Exercise: Repeat the data below exactly, dropping any pictures it holds.

::: Task data

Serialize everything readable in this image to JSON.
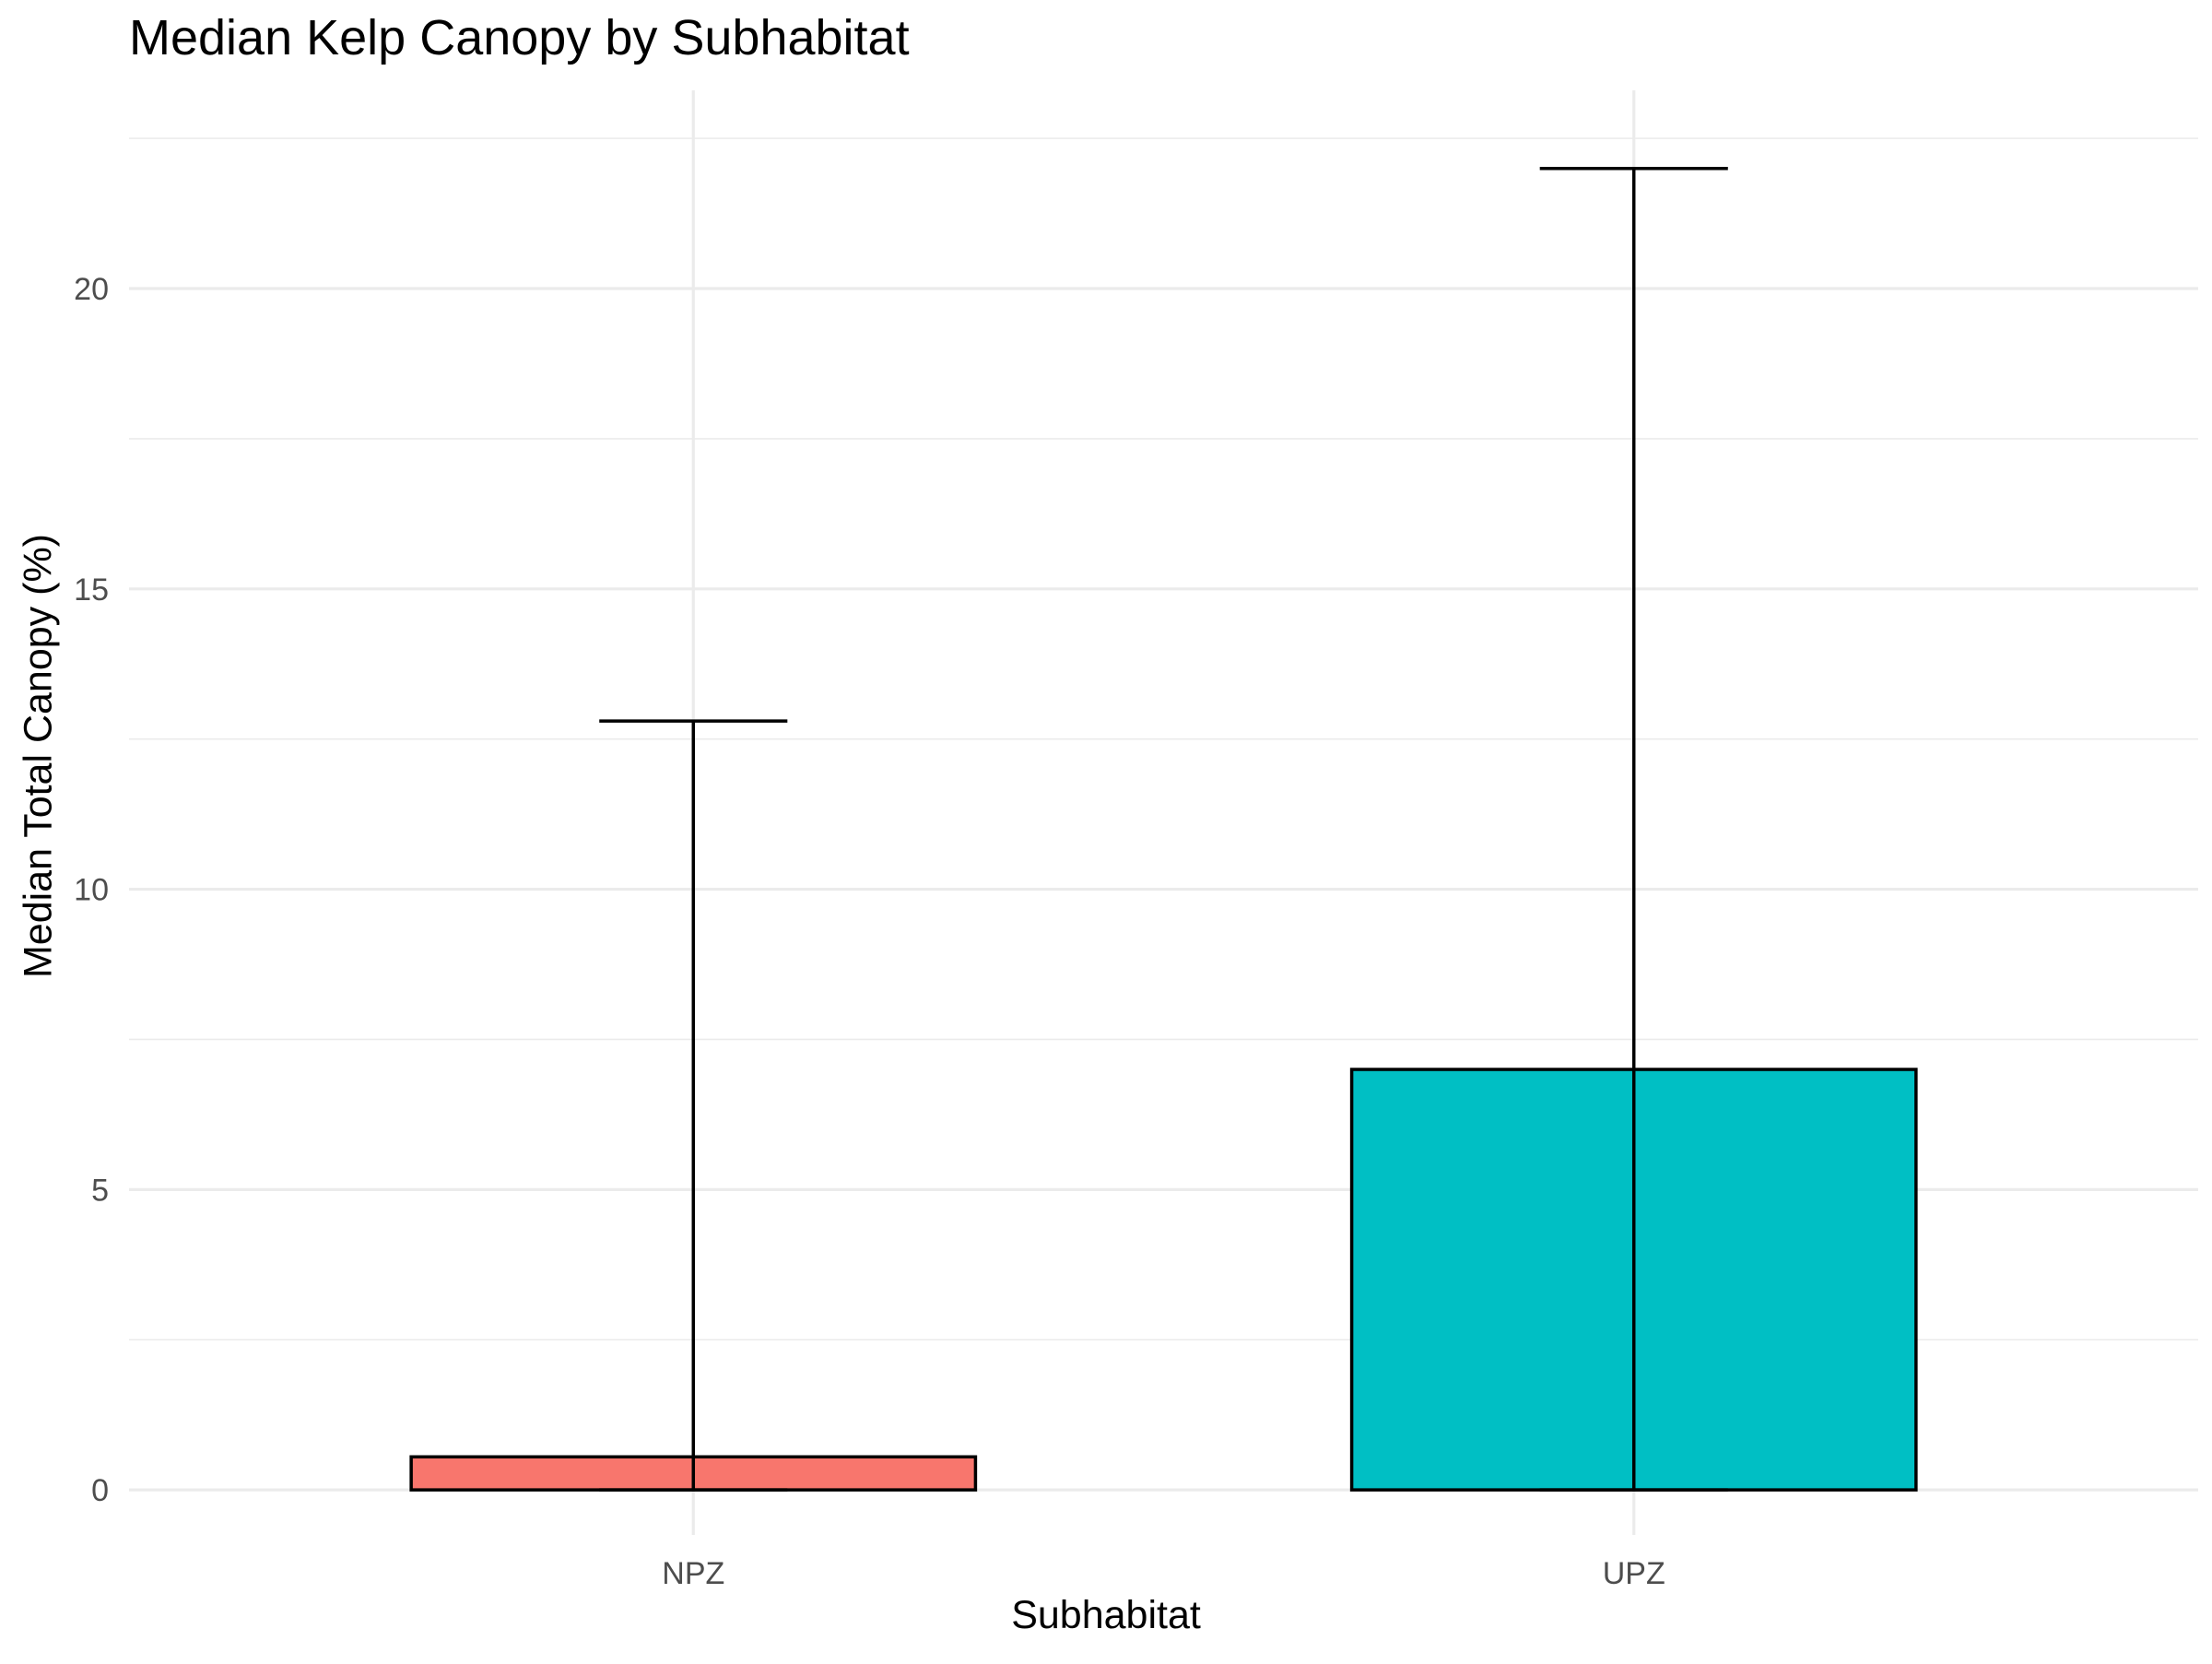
{
  "chart_data": {
    "type": "bar",
    "title": "Median Kelp Canopy by Subhabitat",
    "xlabel": "Subhabitat",
    "ylabel": "Median Total Canopy (%)",
    "categories": [
      "NPZ",
      "UPZ"
    ],
    "values": [
      0.55,
      7.0
    ],
    "error_upper": [
      12.8,
      22.0
    ],
    "error_lower": [
      0,
      0
    ],
    "colors": [
      "#F8766D",
      "#00BFC4"
    ],
    "ylim": [
      -0.75,
      23.3
    ],
    "yticks": [
      0,
      5,
      10,
      15,
      20
    ],
    "ytick_labels": [
      "0",
      "5",
      "10",
      "15",
      "20"
    ],
    "grid": true,
    "legend": "none"
  }
}
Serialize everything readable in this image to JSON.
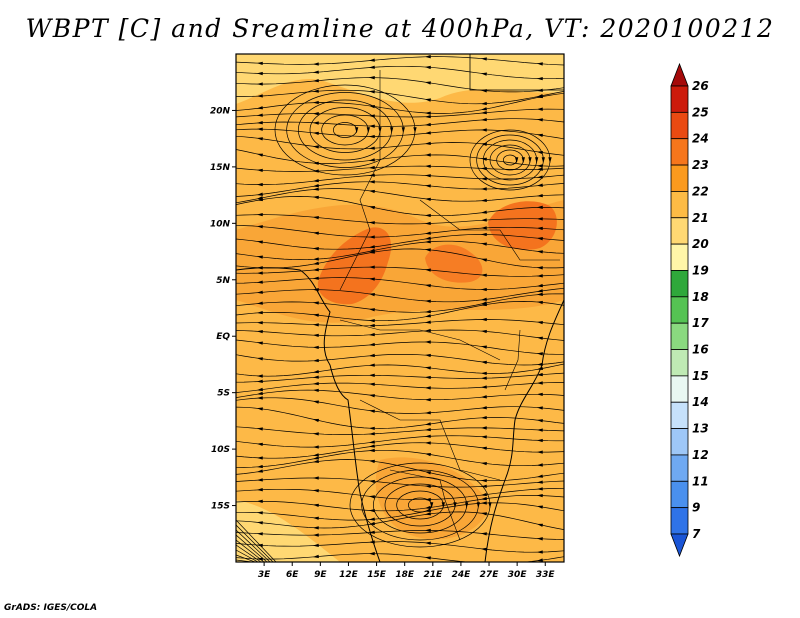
{
  "title": "WBPT [C] and Sreamline at 400hPa, VT: 2020100212",
  "credit": "GrADS: IGES/COLA",
  "map": {
    "lon_labels": [
      "3E",
      "6E",
      "9E",
      "12E",
      "15E",
      "18E",
      "21E",
      "24E",
      "27E",
      "30E",
      "33E"
    ],
    "lat_labels": [
      "20N",
      "15N",
      "10N",
      "5N",
      "EQ",
      "5S",
      "10S",
      "15S"
    ],
    "lon_values": [
      3,
      6,
      9,
      12,
      15,
      18,
      21,
      24,
      27,
      30,
      33
    ],
    "lat_values": [
      20,
      15,
      10,
      5,
      0,
      -5,
      -10,
      -15
    ],
    "lon_range": [
      0,
      35
    ],
    "lat_range": [
      -20,
      25
    ]
  },
  "colorbar": {
    "labels": [
      "7",
      "9",
      "11",
      "12",
      "13",
      "14",
      "15",
      "16",
      "17",
      "18",
      "19",
      "20",
      "21",
      "22",
      "23",
      "24",
      "25",
      "26"
    ],
    "colors": [
      "#1a55d6",
      "#2f73e8",
      "#4a90ee",
      "#6fa9f2",
      "#9ec7f7",
      "#c6e1fb",
      "#e9f7f2",
      "#bfeab4",
      "#8ad97f",
      "#55c353",
      "#2fa83b",
      "#fff5a8",
      "#ffd873",
      "#fdbb45",
      "#fb9a1e",
      "#f6761c",
      "#ea4a12",
      "#cc1b0b",
      "#a50a0a"
    ]
  },
  "legend": {
    "colors": {
      "sea": "#ffe39a",
      "base": "#fdb947",
      "warm": "#f99a2a",
      "hot": "#f4731e"
    }
  }
}
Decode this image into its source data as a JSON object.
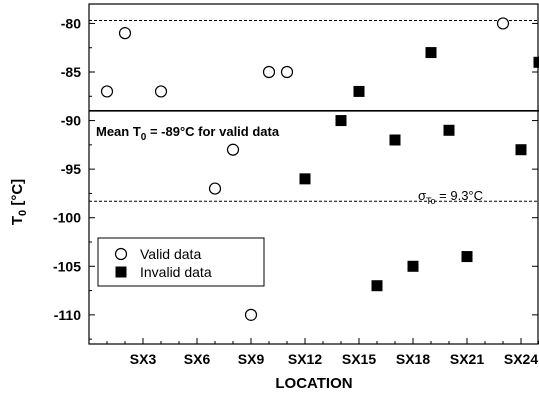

::::::

The output:
Serialize everything readable in this image to JSON.
{
  "chart_data": {
    "type": "bar",
    "title": "Median Kelp Canopy by Subhabitat",
    "xlabel": "Subhabitat",
    "ylabel": "Median Total Canopy (%)",
    "categories": [
      "NPZ",
      "UPZ"
    ],
    "values": [
      0.55,
      7.0
    ],
    "error_upper": [
      12.8,
      22.0
    ],
    "error_lower": [
      0,
      0
    ],
    "colors": [
      "#F8766D",
      "#00BFC4"
    ],
    "ylim": [
      -0.75,
      23.3
    ],
    "yticks": [
      0,
      5,
      10,
      15,
      20
    ],
    "ytick_labels": [
      "0",
      "5",
      "10",
      "15",
      "20"
    ],
    "grid": true,
    "legend": "none"
  }
}
Serialize everything readable in this image to JSON.
{
  "title": "WBPT [C] and Sreamline at 400hPa, VT: 2020100212",
  "credit": "GrADS: IGES/COLA",
  "map": {
    "lon_labels": [
      "3E",
      "6E",
      "9E",
      "12E",
      "15E",
      "18E",
      "21E",
      "24E",
      "27E",
      "30E",
      "33E"
    ],
    "lat_labels": [
      "20N",
      "15N",
      "10N",
      "5N",
      "EQ",
      "5S",
      "10S",
      "15S"
    ],
    "lon_values": [
      3,
      6,
      9,
      12,
      15,
      18,
      21,
      24,
      27,
      30,
      33
    ],
    "lat_values": [
      20,
      15,
      10,
      5,
      0,
      -5,
      -10,
      -15
    ],
    "lon_range": [
      0,
      35
    ],
    "lat_range": [
      -20,
      25
    ]
  },
  "colorbar": {
    "labels": [
      "7",
      "9",
      "11",
      "12",
      "13",
      "14",
      "15",
      "16",
      "17",
      "18",
      "19",
      "20",
      "21",
      "22",
      "23",
      "24",
      "25",
      "26"
    ],
    "colors": [
      "#1a55d6",
      "#2f73e8",
      "#4a90ee",
      "#6fa9f2",
      "#9ec7f7",
      "#c6e1fb",
      "#e9f7f2",
      "#bfeab4",
      "#8ad97f",
      "#55c353",
      "#2fa83b",
      "#fff5a8",
      "#ffd873",
      "#fdbb45",
      "#fb9a1e",
      "#f6761c",
      "#ea4a12",
      "#cc1b0b",
      "#a50a0a"
    ]
  },
  "legend": {
    "colors": {
      "sea": "#ffe39a",
      "base": "#fdb947",
      "warm": "#f99a2a",
      "hot": "#f4731e"
    }
  }
}
Decode this image into its source data as a JSON object.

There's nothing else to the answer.